Scan the records below. List lines holding "name".

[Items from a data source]
- - -

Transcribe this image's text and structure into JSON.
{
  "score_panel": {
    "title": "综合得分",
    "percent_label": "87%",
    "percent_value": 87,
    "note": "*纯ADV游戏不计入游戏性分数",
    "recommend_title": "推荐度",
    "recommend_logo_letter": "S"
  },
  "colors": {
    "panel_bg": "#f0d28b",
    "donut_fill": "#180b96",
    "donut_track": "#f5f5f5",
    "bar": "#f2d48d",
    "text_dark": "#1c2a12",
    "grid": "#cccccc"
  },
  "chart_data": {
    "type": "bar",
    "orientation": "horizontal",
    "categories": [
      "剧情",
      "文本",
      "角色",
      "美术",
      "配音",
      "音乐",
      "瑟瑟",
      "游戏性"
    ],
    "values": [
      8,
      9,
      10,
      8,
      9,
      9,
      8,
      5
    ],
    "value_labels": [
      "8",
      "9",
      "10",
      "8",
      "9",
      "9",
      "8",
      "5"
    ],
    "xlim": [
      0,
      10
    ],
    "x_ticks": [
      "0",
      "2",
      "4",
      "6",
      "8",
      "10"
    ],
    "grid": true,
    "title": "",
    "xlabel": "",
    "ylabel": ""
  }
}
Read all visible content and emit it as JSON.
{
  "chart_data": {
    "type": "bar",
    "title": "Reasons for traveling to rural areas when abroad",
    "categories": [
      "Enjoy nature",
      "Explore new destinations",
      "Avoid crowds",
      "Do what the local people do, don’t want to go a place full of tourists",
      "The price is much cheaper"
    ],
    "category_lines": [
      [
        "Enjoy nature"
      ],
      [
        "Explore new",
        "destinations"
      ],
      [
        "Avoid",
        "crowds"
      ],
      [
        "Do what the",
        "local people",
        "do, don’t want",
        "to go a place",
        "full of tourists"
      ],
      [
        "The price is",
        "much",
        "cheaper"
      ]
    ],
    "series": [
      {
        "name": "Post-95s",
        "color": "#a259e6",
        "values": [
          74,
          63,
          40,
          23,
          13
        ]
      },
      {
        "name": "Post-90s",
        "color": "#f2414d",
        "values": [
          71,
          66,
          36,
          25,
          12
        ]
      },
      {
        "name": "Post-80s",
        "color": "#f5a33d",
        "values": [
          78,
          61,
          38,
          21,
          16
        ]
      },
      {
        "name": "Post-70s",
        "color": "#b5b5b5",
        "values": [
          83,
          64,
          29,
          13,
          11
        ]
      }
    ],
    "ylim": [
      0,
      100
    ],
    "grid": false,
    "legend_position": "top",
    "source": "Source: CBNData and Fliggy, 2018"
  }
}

- - -

## Response
        "name": "Post-95s",
        "name": "Post-90s",
        "name": "Post-80s",
        "name": "Post-70s",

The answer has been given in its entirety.